**Job**
Pull every line containing "this" out of the material below.

**Given information**
— Start —
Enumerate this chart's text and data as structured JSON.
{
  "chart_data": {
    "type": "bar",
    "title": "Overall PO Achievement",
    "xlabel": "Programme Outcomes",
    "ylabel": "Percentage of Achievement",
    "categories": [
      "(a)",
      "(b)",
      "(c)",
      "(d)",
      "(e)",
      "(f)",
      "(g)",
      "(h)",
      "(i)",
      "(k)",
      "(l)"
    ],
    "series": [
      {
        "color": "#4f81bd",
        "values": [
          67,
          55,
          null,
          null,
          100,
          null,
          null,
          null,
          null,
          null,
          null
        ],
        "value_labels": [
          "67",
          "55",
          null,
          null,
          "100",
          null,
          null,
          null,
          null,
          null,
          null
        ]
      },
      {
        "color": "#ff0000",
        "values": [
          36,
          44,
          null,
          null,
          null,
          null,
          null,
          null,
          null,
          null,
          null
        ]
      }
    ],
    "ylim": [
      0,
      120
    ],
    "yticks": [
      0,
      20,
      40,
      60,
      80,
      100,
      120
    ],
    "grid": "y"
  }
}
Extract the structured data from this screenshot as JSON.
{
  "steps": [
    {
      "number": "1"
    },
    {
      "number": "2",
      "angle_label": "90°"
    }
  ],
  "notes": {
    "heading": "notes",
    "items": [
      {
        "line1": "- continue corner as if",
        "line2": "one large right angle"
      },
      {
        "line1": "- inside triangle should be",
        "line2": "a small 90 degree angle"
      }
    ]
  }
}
— End —
**Answer to the exercise**
Enumerate this chart's text and data as structured JSON.
Extract the structured data from this screenshot as JSON.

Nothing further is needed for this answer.